EXERCISE DESCRIPTION:
Reproduce all the material exactly, minus any pictures it holds.

========

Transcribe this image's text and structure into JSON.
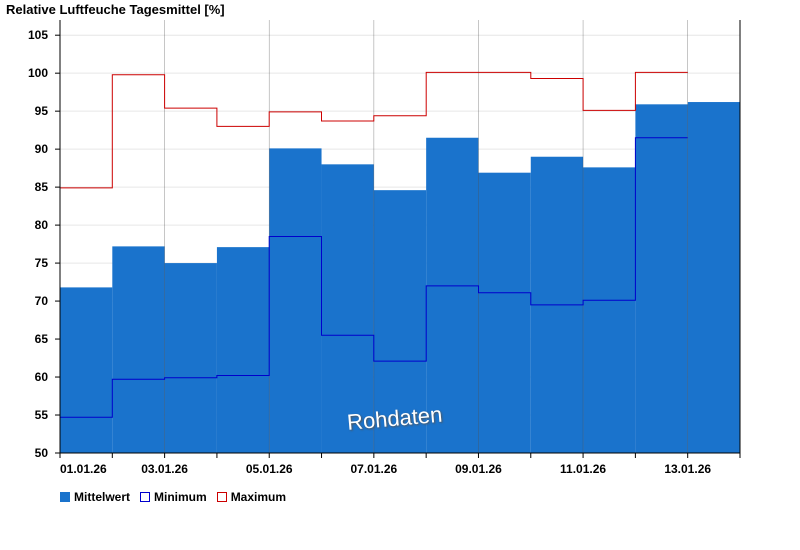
{
  "chart_data": {
    "type": "bar",
    "title": "Relative Luftfeuche Tagesmittel [%]",
    "ylim": [
      50,
      107
    ],
    "yticks": [
      50,
      55,
      60,
      65,
      70,
      75,
      80,
      85,
      90,
      95,
      100,
      105
    ],
    "x_tick_labels": [
      "01.01.26",
      "03.01.26",
      "05.01.26",
      "07.01.26",
      "09.01.26",
      "11.01.26",
      "13.01.26"
    ],
    "grid": true,
    "legend_position": "bottom-left",
    "watermark": "Rohdaten",
    "series": [
      {
        "name": "Mittelwert",
        "kind": "bar",
        "color": "#1a73cc",
        "values": [
          71.8,
          77.2,
          75.0,
          77.1,
          90.1,
          88.0,
          84.6,
          91.5,
          86.9,
          89.0,
          87.6,
          95.9,
          96.2
        ]
      },
      {
        "name": "Minimum",
        "kind": "step",
        "color": "#0000cc",
        "values": [
          54.7,
          59.7,
          59.9,
          60.2,
          78.5,
          65.5,
          62.1,
          72.0,
          71.1,
          69.5,
          70.1,
          91.5,
          null
        ]
      },
      {
        "name": "Maximum",
        "kind": "step",
        "color": "#cc0000",
        "values": [
          84.9,
          99.8,
          95.4,
          93.0,
          94.9,
          93.7,
          94.4,
          100.1,
          100.1,
          99.3,
          95.1,
          100.1,
          null
        ]
      }
    ]
  }
}
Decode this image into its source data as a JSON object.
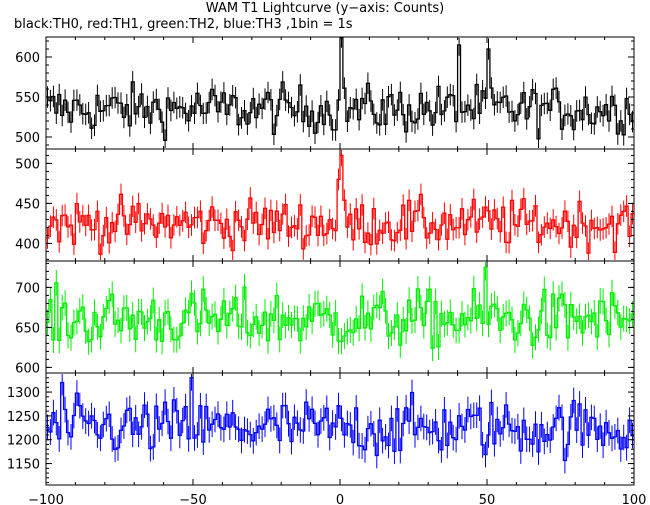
{
  "title": "WAM T1 Lightcurve (y−axis: Counts)",
  "subtitle": "black:TH0, red:TH1, green:TH2, blue:TH3 ,1bin = 1s",
  "chart_data": {
    "type": "line",
    "style": "stacked panels, histogram step lines with vertical error bars",
    "xlim": [
      -100,
      100
    ],
    "x_ticks": [
      -100,
      -50,
      0,
      50,
      100
    ],
    "panels": [
      {
        "name": "TH0",
        "color": "#000000",
        "ylim": [
          485,
          625
        ],
        "y_ticks": [
          500,
          550,
          600
        ],
        "approx_mean": 535,
        "approx_scatter": 15,
        "notable_peaks": [
          [
            0,
            625
          ],
          [
            40,
            615
          ],
          [
            50,
            610
          ]
        ]
      },
      {
        "name": "TH1",
        "color": "#ff0000",
        "ylim": [
          378,
          518
        ],
        "y_ticks": [
          400,
          450,
          500
        ],
        "approx_mean": 425,
        "approx_scatter": 15,
        "notable_peaks": [
          [
            0,
            510
          ],
          [
            -1,
            480
          ]
        ]
      },
      {
        "name": "TH2",
        "color": "#00ee00",
        "ylim": [
          593,
          733
        ],
        "y_ticks": [
          600,
          650,
          700
        ],
        "approx_mean": 660,
        "approx_scatter": 18,
        "notable_peaks": [
          [
            49,
            725
          ]
        ]
      },
      {
        "name": "TH3",
        "color": "#0000ff",
        "ylim": [
          1105,
          1340
        ],
        "y_ticks": [
          1150,
          1200,
          1250,
          1300
        ],
        "approx_mean": 1225,
        "approx_scatter": 30,
        "notable_peaks": [
          [
            -51,
            1330
          ],
          [
            -95,
            1320
          ]
        ]
      }
    ]
  }
}
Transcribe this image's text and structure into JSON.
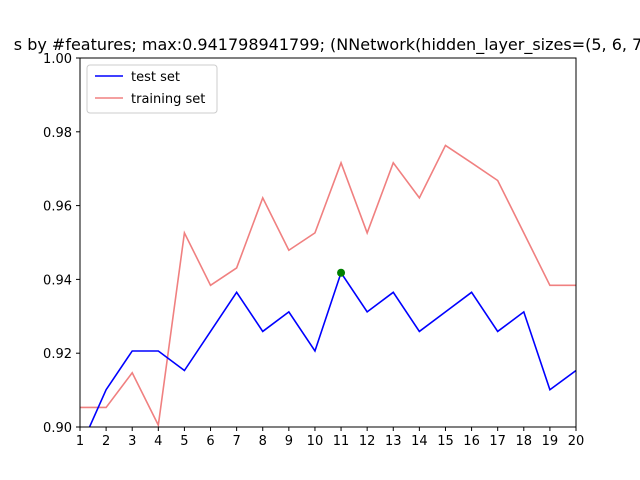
{
  "chart_data": {
    "type": "line",
    "title": "s by #features; max:0.941798941799; (NNetwork(hidden_layer_sizes=(5, 6, 7",
    "xlabel": "",
    "ylabel": "",
    "xlim": [
      1,
      20
    ],
    "ylim": [
      0.9,
      1.0
    ],
    "xticks": [
      1,
      2,
      3,
      4,
      5,
      6,
      7,
      8,
      9,
      10,
      11,
      12,
      13,
      14,
      15,
      16,
      17,
      18,
      19,
      20
    ],
    "xtick_labels": [
      "1",
      "2",
      "3",
      "4",
      "5",
      "6",
      "7",
      "8",
      "9",
      "10",
      "11",
      "12",
      "13",
      "14",
      "15",
      "16",
      "17",
      "18",
      "19",
      "20"
    ],
    "yticks": [
      0.9,
      0.92,
      0.94,
      0.96,
      0.98,
      1.0
    ],
    "ytick_labels": [
      "0.90",
      "0.92",
      "0.94",
      "0.96",
      "0.98",
      "1.00"
    ],
    "grid": false,
    "legend_position": "top-left",
    "series": [
      {
        "name": "test set",
        "color": "#0000ff",
        "x": [
          1,
          2,
          3,
          4,
          5,
          6,
          7,
          8,
          9,
          10,
          11,
          12,
          13,
          14,
          15,
          16,
          17,
          18,
          19,
          20
        ],
        "y": [
          0.8942,
          0.9101,
          0.9206,
          0.9206,
          0.9153,
          0.9259,
          0.9365,
          0.9259,
          0.9312,
          0.9206,
          0.9418,
          0.9312,
          0.9365,
          0.9259,
          0.9312,
          0.9365,
          0.9259,
          0.9312,
          0.9101,
          0.9153
        ]
      },
      {
        "name": "training set",
        "color": "#f08080",
        "x": [
          1,
          2,
          3,
          4,
          5,
          6,
          7,
          8,
          9,
          10,
          11,
          12,
          13,
          14,
          15,
          16,
          17,
          18,
          19,
          20
        ],
        "y": [
          0.9053,
          0.9053,
          0.9147,
          0.9005,
          0.9526,
          0.9384,
          0.9431,
          0.9621,
          0.9479,
          0.9526,
          0.9716,
          0.9526,
          0.9716,
          0.9621,
          0.9763,
          0.9716,
          0.9668,
          0.9526,
          0.9384,
          0.9384
        ]
      }
    ],
    "annotations": [
      {
        "type": "point",
        "x": 11,
        "y": 0.9418,
        "color": "#008000"
      }
    ]
  }
}
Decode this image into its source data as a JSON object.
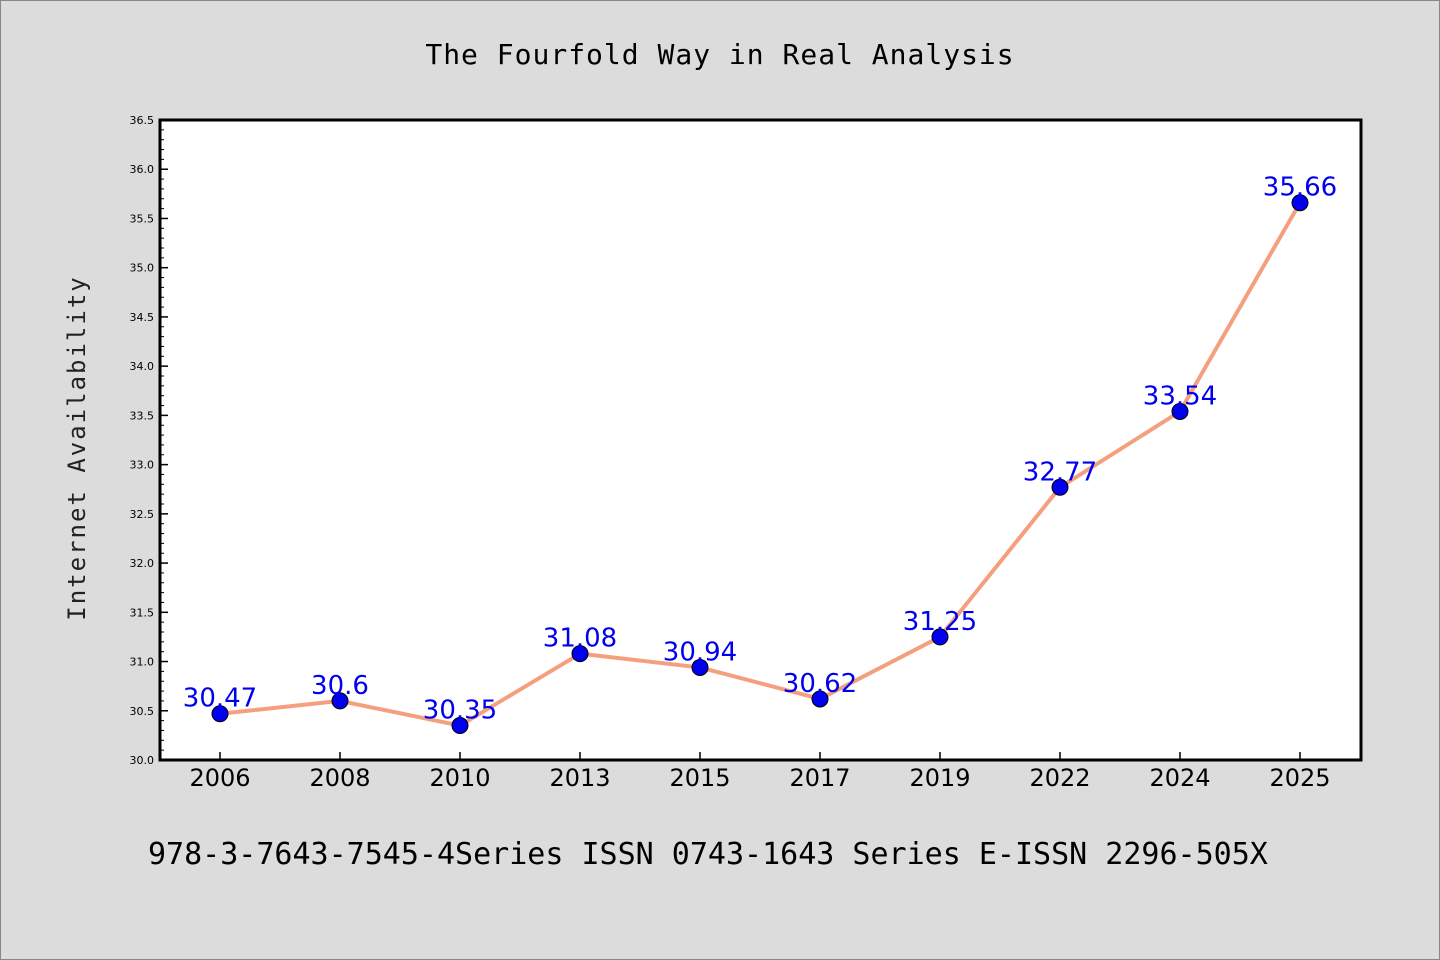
{
  "chart_data": {
    "type": "line",
    "title": "The Fourfold Way in Real Analysis",
    "xlabel": "",
    "ylabel": "Internet Availability",
    "categories": [
      "2006",
      "2008",
      "2010",
      "2013",
      "2015",
      "2017",
      "2019",
      "2022",
      "2024",
      "2025"
    ],
    "series": [
      {
        "values": [
          30.47,
          30.6,
          30.35,
          31.08,
          30.94,
          30.62,
          31.25,
          32.77,
          33.54,
          35.66
        ],
        "labels": [
          "30.47",
          "30.6",
          "30.35",
          "31.08",
          "30.94",
          "30.62",
          "31.25",
          "32.77",
          "33.54",
          "35.66"
        ],
        "line_color": "#f4a07f",
        "marker_color": "#0000ee",
        "label_color": "#0000ee"
      }
    ],
    "ylim": [
      30.0,
      36.5
    ],
    "yticks": [
      "30.0",
      "30.5",
      "31.0",
      "31.5",
      "32.0",
      "32.5",
      "33.0",
      "33.5",
      "34.0",
      "34.5",
      "35.0",
      "35.5",
      "36.0",
      "36.5"
    ],
    "grid": false,
    "legend": "none"
  },
  "footer": "978-3-7643-7545-4Series ISSN 0743-1643 Series E-ISSN 2296-505X",
  "colors": {
    "background": "#dcdcdc",
    "plot_background": "#ffffff",
    "axis": "#000000"
  }
}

========

EXERCISE ANSWER:
Transcribe this image's text and structure into JSON.
{
  "chart_data": {
    "type": "bar",
    "title": "Relative Luftfeuche Tagesmittel [%]",
    "ylim": [
      50,
      107
    ],
    "yticks": [
      50,
      55,
      60,
      65,
      70,
      75,
      80,
      85,
      90,
      95,
      100,
      105
    ],
    "x_tick_labels": [
      "01.01.26",
      "03.01.26",
      "05.01.26",
      "07.01.26",
      "09.01.26",
      "11.01.26",
      "13.01.26"
    ],
    "grid": true,
    "legend_position": "bottom-left",
    "watermark": "Rohdaten",
    "series": [
      {
        "name": "Mittelwert",
        "kind": "bar",
        "color": "#1a73cc",
        "values": [
          71.8,
          77.2,
          75.0,
          77.1,
          90.1,
          88.0,
          84.6,
          91.5,
          86.9,
          89.0,
          87.6,
          95.9,
          96.2
        ]
      },
      {
        "name": "Minimum",
        "kind": "step",
        "color": "#0000cc",
        "values": [
          54.7,
          59.7,
          59.9,
          60.2,
          78.5,
          65.5,
          62.1,
          72.0,
          71.1,
          69.5,
          70.1,
          91.5,
          null
        ]
      },
      {
        "name": "Maximum",
        "kind": "step",
        "color": "#cc0000",
        "values": [
          84.9,
          99.8,
          95.4,
          93.0,
          94.9,
          93.7,
          94.4,
          100.1,
          100.1,
          99.3,
          95.1,
          100.1,
          null
        ]
      }
    ]
  }
}
Decode this image into its source data as a JSON object.
{
  "title": "WAM T1 Lightcurve (y−axis: Counts)",
  "subtitle": "black:TH0, red:TH1, green:TH2, blue:TH3 ,1bin = 1s",
  "chart_data": {
    "type": "line",
    "style": "stacked panels, histogram step lines with vertical error bars",
    "xlim": [
      -100,
      100
    ],
    "x_ticks": [
      -100,
      -50,
      0,
      50,
      100
    ],
    "panels": [
      {
        "name": "TH0",
        "color": "#000000",
        "ylim": [
          485,
          625
        ],
        "y_ticks": [
          500,
          550,
          600
        ],
        "approx_mean": 535,
        "approx_scatter": 15,
        "notable_peaks": [
          [
            0,
            625
          ],
          [
            40,
            615
          ],
          [
            50,
            610
          ]
        ]
      },
      {
        "name": "TH1",
        "color": "#ff0000",
        "ylim": [
          378,
          518
        ],
        "y_ticks": [
          400,
          450,
          500
        ],
        "approx_mean": 425,
        "approx_scatter": 15,
        "notable_peaks": [
          [
            0,
            510
          ],
          [
            -1,
            480
          ]
        ]
      },
      {
        "name": "TH2",
        "color": "#00ee00",
        "ylim": [
          593,
          733
        ],
        "y_ticks": [
          600,
          650,
          700
        ],
        "approx_mean": 660,
        "approx_scatter": 18,
        "notable_peaks": [
          [
            49,
            725
          ]
        ]
      },
      {
        "name": "TH3",
        "color": "#0000ff",
        "ylim": [
          1105,
          1340
        ],
        "y_ticks": [
          1150,
          1200,
          1250,
          1300
        ],
        "approx_mean": 1225,
        "approx_scatter": 30,
        "notable_peaks": [
          [
            -51,
            1330
          ],
          [
            -95,
            1320
          ]
        ]
      }
    ]
  }
}
Transcribe this image's text and structure into JSON.
{
  "chart_data": {
    "type": "line",
    "title": "s by #features; max:0.941798941799; (NNetwork(hidden_layer_sizes=(5, 6, 7",
    "xlabel": "",
    "ylabel": "",
    "xlim": [
      1,
      20
    ],
    "ylim": [
      0.9,
      1.0
    ],
    "xticks": [
      1,
      2,
      3,
      4,
      5,
      6,
      7,
      8,
      9,
      10,
      11,
      12,
      13,
      14,
      15,
      16,
      17,
      18,
      19,
      20
    ],
    "xtick_labels": [
      "1",
      "2",
      "3",
      "4",
      "5",
      "6",
      "7",
      "8",
      "9",
      "10",
      "11",
      "12",
      "13",
      "14",
      "15",
      "16",
      "17",
      "18",
      "19",
      "20"
    ],
    "yticks": [
      0.9,
      0.92,
      0.94,
      0.96,
      0.98,
      1.0
    ],
    "ytick_labels": [
      "0.90",
      "0.92",
      "0.94",
      "0.96",
      "0.98",
      "1.00"
    ],
    "grid": false,
    "legend_position": "top-left",
    "series": [
      {
        "name": "test set",
        "color": "#0000ff",
        "x": [
          1,
          2,
          3,
          4,
          5,
          6,
          7,
          8,
          9,
          10,
          11,
          12,
          13,
          14,
          15,
          16,
          17,
          18,
          19,
          20
        ],
        "y": [
          0.8942,
          0.9101,
          0.9206,
          0.9206,
          0.9153,
          0.9259,
          0.9365,
          0.9259,
          0.9312,
          0.9206,
          0.9418,
          0.9312,
          0.9365,
          0.9259,
          0.9312,
          0.9365,
          0.9259,
          0.9312,
          0.9101,
          0.9153
        ]
      },
      {
        "name": "training set",
        "color": "#f08080",
        "x": [
          1,
          2,
          3,
          4,
          5,
          6,
          7,
          8,
          9,
          10,
          11,
          12,
          13,
          14,
          15,
          16,
          17,
          18,
          19,
          20
        ],
        "y": [
          0.9053,
          0.9053,
          0.9147,
          0.9005,
          0.9526,
          0.9384,
          0.9431,
          0.9621,
          0.9479,
          0.9526,
          0.9716,
          0.9526,
          0.9716,
          0.9621,
          0.9763,
          0.9716,
          0.9668,
          0.9526,
          0.9384,
          0.9384
        ]
      }
    ],
    "annotations": [
      {
        "type": "point",
        "x": 11,
        "y": 0.9418,
        "color": "#008000"
      }
    ]
  }
}
Decode this image into its source data as a JSON object.
{
  "chart_data": {
    "type": "line",
    "title": "The Fourfold Way in Real Analysis",
    "xlabel": "",
    "ylabel": "Internet Availability",
    "categories": [
      "2006",
      "2008",
      "2010",
      "2013",
      "2015",
      "2017",
      "2019",
      "2022",
      "2024",
      "2025"
    ],
    "series": [
      {
        "values": [
          30.47,
          30.6,
          30.35,
          31.08,
          30.94,
          30.62,
          31.25,
          32.77,
          33.54,
          35.66
        ],
        "labels": [
          "30.47",
          "30.6",
          "30.35",
          "31.08",
          "30.94",
          "30.62",
          "31.25",
          "32.77",
          "33.54",
          "35.66"
        ],
        "line_color": "#f4a07f",
        "marker_color": "#0000ee",
        "label_color": "#0000ee"
      }
    ],
    "ylim": [
      30.0,
      36.5
    ],
    "yticks": [
      "30.0",
      "30.5",
      "31.0",
      "31.5",
      "32.0",
      "32.5",
      "33.0",
      "33.5",
      "34.0",
      "34.5",
      "35.0",
      "35.5",
      "36.0",
      "36.5"
    ],
    "grid": false,
    "legend": "none"
  },
  "footer": "978-3-7643-7545-4Series ISSN 0743-1643 Series E-ISSN 2296-505X",
  "colors": {
    "background": "#dcdcdc",
    "plot_background": "#ffffff",
    "axis": "#000000"
  }
}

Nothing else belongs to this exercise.